Exercise goal: Copy everything in the listing below word for word, apart from any images.

Supplied material:
══════════

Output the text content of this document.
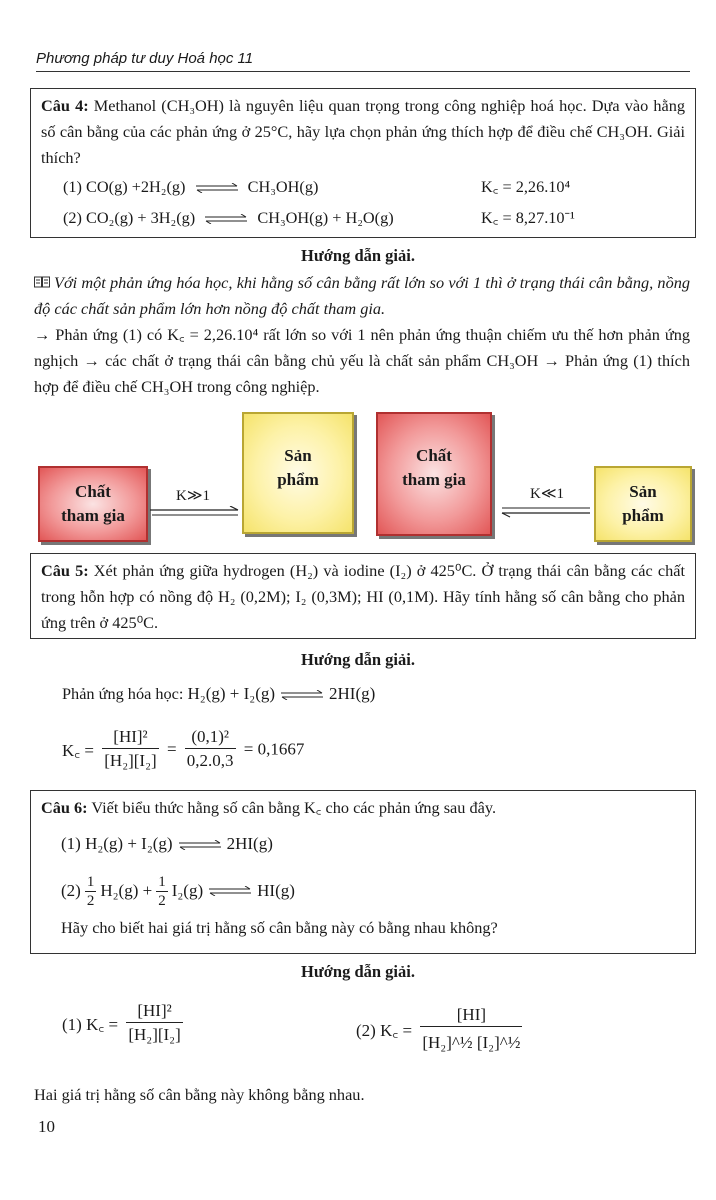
Phương pháp tư duy Hoá học 11
Câu 4: Methanol (CH₃OH) là nguyên liệu quan trọng trong công nghiệp hoá học. Dựa vào hằng số cân bằng của các phản ứng ở 25°C, hãy lựa chọn phản ứng thích hợp để điều chế CH₃OH. Giải thích?
(1) CO(g) +2H₂(g) ⇌ CH₃OH(g)	K꜀ = 2,26.10⁴
(2) CO₂(g) + 3H₂(g) ⇌ CH₃OH(g) + H₂O(g)	K꜀ = 8,27.10⁻¹
Hướng dẫn giải.
Với một phản ứng hóa học, khi hằng số cân bằng rất lớn so với 1 thì ở trạng thái cân bằng, nồng độ các chất sản phẩm lớn hơn nồng độ chất tham gia.
→ Phản ứng (1) có K꜀ = 2,26.10⁴ rất lớn so với 1 nên phản ứng thuận chiếm ưu thế hơn phản ứng nghịch → các chất ở trạng thái cân bằng chủ yếu là chất sản phẩm CH₃OH → Phản ứng (1) thích hợp để điều chế CH₃OH trong công nghiệp.
Chất
tham gia
K≫1
Sản
phẩm
Chất
tham gia
K≪1	Sản
phẩm
Câu 5: Xét phản ứng giữa hydrogen (H₂) và iodine (I₂) ở 425⁰C. Ở trạng thái cân bằng các chất trong hỗn hợp có nồng độ H₂ (0,2M); I₂ (0,3M); HI (0,1M). Hãy tính hằng số cân bằng cho phản ứng trên ở 425⁰C.
Hướng dẫn giải.
Phản ứng hóa học: H₂(g) + I₂(g) ⇌ 2HI(g)
K꜀ = $\frac{\text{[HI]²}}{\text{[H₂][I₂]}} = \frac{\text{(0,1)²}}{0,2.0,3} = 0,1667$
Câu 6: Viết biểu thức hằng số cân bằng K꜀ cho các phản ứng sau đây.
(1) H₂(g) + I₂(g) ⇌ 2HI(g)
$(2) \frac{1}{2} H_2(g) + \frac{1}{2} I_2(g)$ ⇌ HI(g)
Hãy cho biết hai giá trị hằng số cân bằng này có bằng nhau không?
Hướng dẫn giải.
(1) K꜀ = $\frac{\text{[HI]²}}{\text{[H₂][I₂]}}$	(2) K꜀ = $\frac{[HI]}{\text{[H₂]\textasciicircum{}½ [I₂]\textasciicircum{}½}}$
Hai giá trị hằng số cân bằng này không bằng nhau.
10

══════════

Full response:
Output the text content of this document.
Phương pháp tư duy Hoá học 11
Câu 4: Methanol (CH₃OH) là nguyên liệu quan trọng trong công nghiệp hoá học. Dựa vào hằng số cân bằng của các phản ứng ở 25°C, hãy lựa chọn phản ứng thích hợp để điều chế CH₃OH. Giải thích?
(1) CO(g) +2H₂(g) ⇌ CH₃OH(g)	K꜀ = 2,26.10⁴
(2) CO₂(g) + 3H₂(g) ⇌ CH₃OH(g) + H₂O(g)	K꜀ = 8,27.10⁻¹
Hướng dẫn giải.
Với một phản ứng hóa học, khi hằng số cân bằng rất lớn so với 1 thì ở trạng thái cân bằng, nồng độ các chất sản phẩm lớn hơn nồng độ chất tham gia.
→ Phản ứng (1) có K꜀ = 2,26.10⁴ rất lớn so với 1 nên phản ứng thuận chiếm ưu thế hơn phản ứng nghịch → các chất ở trạng thái cân bằng chủ yếu là chất sản phẩm CH₃OH → Phản ứng (1) thích hợp để điều chế CH₃OH trong công nghiệp.
Chất
tham gia
K≫1
Sản
phẩm
Chất
tham gia
K≪1	Sản
phẩm
Câu 5: Xét phản ứng giữa hydrogen (H₂) và iodine (I₂) ở 425⁰C. Ở trạng thái cân bằng các chất trong hỗn hợp có nồng độ H₂ (0,2M); I₂ (0,3M); HI (0,1M). Hãy tính hằng số cân bằng cho phản ứng trên ở 425⁰C.
Hướng dẫn giải.
Phản ứng hóa học: H₂(g) + I₂(g) ⇌ 2HI(g)
K꜀ = $\frac{\text{[HI]²}}{\text{[H₂][I₂]}} = \frac{\text{(0,1)²}}{0,2.0,3} = 0,1667$
Câu 6: Viết biểu thức hằng số cân bằng K꜀ cho các phản ứng sau đây.
(1) H₂(g) + I₂(g) ⇌ 2HI(g)
$(2) \frac{1}{2} H_2(g) + \frac{1}{2} I_2(g)$ ⇌ HI(g)
Hãy cho biết hai giá trị hằng số cân bằng này có bằng nhau không?
Hướng dẫn giải.
(1) K꜀ = $\frac{\text{[HI]²}}{\text{[H₂][I₂]}}$	(2) K꜀ = $\frac{[HI]}{\text{[H₂]\textasciicircum{}½ [I₂]\textasciicircum{}½}}$
Hai giá trị hằng số cân bằng này không bằng nhau.
10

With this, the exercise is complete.